- Task requirements -
Transcribe all of the material exactly. Any picture in it should be left out.

⁂

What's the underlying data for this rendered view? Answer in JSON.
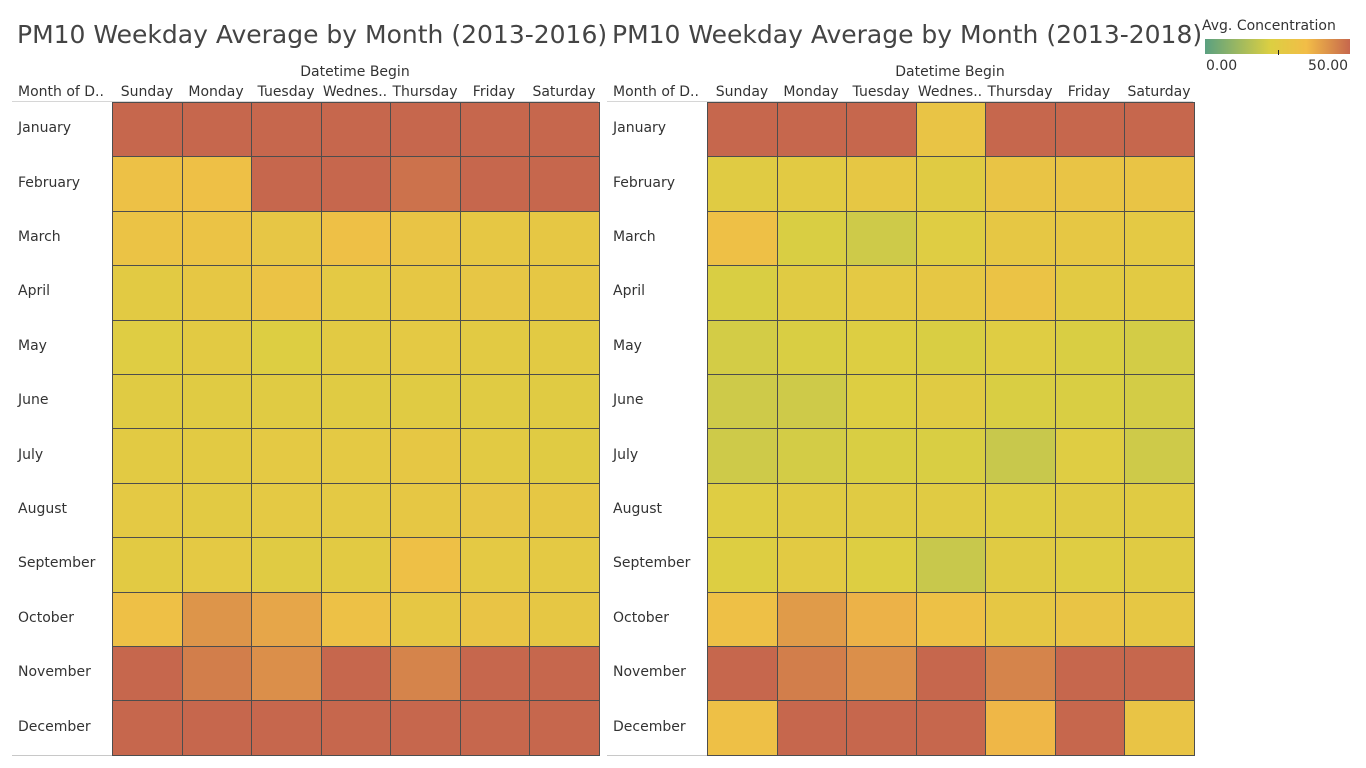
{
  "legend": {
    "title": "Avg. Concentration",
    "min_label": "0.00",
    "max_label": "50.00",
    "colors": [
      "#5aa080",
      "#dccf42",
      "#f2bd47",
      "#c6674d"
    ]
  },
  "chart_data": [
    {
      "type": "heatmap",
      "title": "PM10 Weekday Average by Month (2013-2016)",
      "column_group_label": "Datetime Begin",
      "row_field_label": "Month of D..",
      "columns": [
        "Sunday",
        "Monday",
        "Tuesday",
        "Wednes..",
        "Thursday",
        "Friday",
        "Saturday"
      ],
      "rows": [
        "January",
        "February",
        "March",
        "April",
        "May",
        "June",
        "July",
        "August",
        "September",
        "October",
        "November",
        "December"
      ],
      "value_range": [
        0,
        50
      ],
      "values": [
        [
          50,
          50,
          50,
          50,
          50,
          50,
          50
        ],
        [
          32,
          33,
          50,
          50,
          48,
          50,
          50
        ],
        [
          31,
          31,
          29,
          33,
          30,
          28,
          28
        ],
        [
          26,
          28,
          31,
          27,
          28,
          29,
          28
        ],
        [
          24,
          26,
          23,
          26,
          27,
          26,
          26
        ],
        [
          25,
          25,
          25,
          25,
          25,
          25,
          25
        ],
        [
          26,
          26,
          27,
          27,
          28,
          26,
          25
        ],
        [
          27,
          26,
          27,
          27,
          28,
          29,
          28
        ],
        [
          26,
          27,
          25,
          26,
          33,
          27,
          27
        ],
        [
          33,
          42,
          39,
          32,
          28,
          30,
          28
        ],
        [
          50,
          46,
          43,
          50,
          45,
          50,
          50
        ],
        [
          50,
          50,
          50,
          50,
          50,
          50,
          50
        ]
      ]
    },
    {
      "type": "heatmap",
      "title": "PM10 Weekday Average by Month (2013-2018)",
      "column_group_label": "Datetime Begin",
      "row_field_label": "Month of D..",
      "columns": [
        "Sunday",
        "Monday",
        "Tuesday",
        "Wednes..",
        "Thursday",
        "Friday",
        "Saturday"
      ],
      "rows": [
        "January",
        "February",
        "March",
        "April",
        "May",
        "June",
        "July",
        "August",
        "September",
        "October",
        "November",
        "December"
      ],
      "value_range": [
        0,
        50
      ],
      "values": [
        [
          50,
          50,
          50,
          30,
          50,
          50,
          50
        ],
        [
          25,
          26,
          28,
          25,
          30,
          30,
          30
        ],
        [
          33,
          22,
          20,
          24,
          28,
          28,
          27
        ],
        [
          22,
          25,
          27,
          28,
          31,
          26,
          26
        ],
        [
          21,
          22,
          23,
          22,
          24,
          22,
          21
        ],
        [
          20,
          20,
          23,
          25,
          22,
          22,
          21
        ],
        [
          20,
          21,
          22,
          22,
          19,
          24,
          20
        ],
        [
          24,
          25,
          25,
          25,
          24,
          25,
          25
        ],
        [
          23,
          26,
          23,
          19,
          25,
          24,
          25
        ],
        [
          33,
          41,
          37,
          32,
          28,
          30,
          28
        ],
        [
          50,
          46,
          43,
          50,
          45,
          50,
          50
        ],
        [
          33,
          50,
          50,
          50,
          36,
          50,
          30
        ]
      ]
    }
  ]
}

⁂

- Reply to the exercise -
What's the underlying data for this rendered view? Answer in JSON.
{
  "legend": {
    "title": "Avg. Concentration",
    "min_label": "0.00",
    "max_label": "50.00",
    "colors": [
      "#5aa080",
      "#dccf42",
      "#f2bd47",
      "#c6674d"
    ]
  },
  "chart_data": [
    {
      "type": "heatmap",
      "title": "PM10 Weekday Average by Month (2013-2016)",
      "column_group_label": "Datetime Begin",
      "row_field_label": "Month of D..",
      "columns": [
        "Sunday",
        "Monday",
        "Tuesday",
        "Wednes..",
        "Thursday",
        "Friday",
        "Saturday"
      ],
      "rows": [
        "January",
        "February",
        "March",
        "April",
        "May",
        "June",
        "July",
        "August",
        "September",
        "October",
        "November",
        "December"
      ],
      "value_range": [
        0,
        50
      ],
      "values": [
        [
          50,
          50,
          50,
          50,
          50,
          50,
          50
        ],
        [
          32,
          33,
          50,
          50,
          48,
          50,
          50
        ],
        [
          31,
          31,
          29,
          33,
          30,
          28,
          28
        ],
        [
          26,
          28,
          31,
          27,
          28,
          29,
          28
        ],
        [
          24,
          26,
          23,
          26,
          27,
          26,
          26
        ],
        [
          25,
          25,
          25,
          25,
          25,
          25,
          25
        ],
        [
          26,
          26,
          27,
          27,
          28,
          26,
          25
        ],
        [
          27,
          26,
          27,
          27,
          28,
          29,
          28
        ],
        [
          26,
          27,
          25,
          26,
          33,
          27,
          27
        ],
        [
          33,
          42,
          39,
          32,
          28,
          30,
          28
        ],
        [
          50,
          46,
          43,
          50,
          45,
          50,
          50
        ],
        [
          50,
          50,
          50,
          50,
          50,
          50,
          50
        ]
      ]
    },
    {
      "type": "heatmap",
      "title": "PM10 Weekday Average by Month (2013-2018)",
      "column_group_label": "Datetime Begin",
      "row_field_label": "Month of D..",
      "columns": [
        "Sunday",
        "Monday",
        "Tuesday",
        "Wednes..",
        "Thursday",
        "Friday",
        "Saturday"
      ],
      "rows": [
        "January",
        "February",
        "March",
        "April",
        "May",
        "June",
        "July",
        "August",
        "September",
        "October",
        "November",
        "December"
      ],
      "value_range": [
        0,
        50
      ],
      "values": [
        [
          50,
          50,
          50,
          30,
          50,
          50,
          50
        ],
        [
          25,
          26,
          28,
          25,
          30,
          30,
          30
        ],
        [
          33,
          22,
          20,
          24,
          28,
          28,
          27
        ],
        [
          22,
          25,
          27,
          28,
          31,
          26,
          26
        ],
        [
          21,
          22,
          23,
          22,
          24,
          22,
          21
        ],
        [
          20,
          20,
          23,
          25,
          22,
          22,
          21
        ],
        [
          20,
          21,
          22,
          22,
          19,
          24,
          20
        ],
        [
          24,
          25,
          25,
          25,
          24,
          25,
          25
        ],
        [
          23,
          26,
          23,
          19,
          25,
          24,
          25
        ],
        [
          33,
          41,
          37,
          32,
          28,
          30,
          28
        ],
        [
          50,
          46,
          43,
          50,
          45,
          50,
          50
        ],
        [
          33,
          50,
          50,
          50,
          36,
          50,
          30
        ]
      ]
    }
  ]
}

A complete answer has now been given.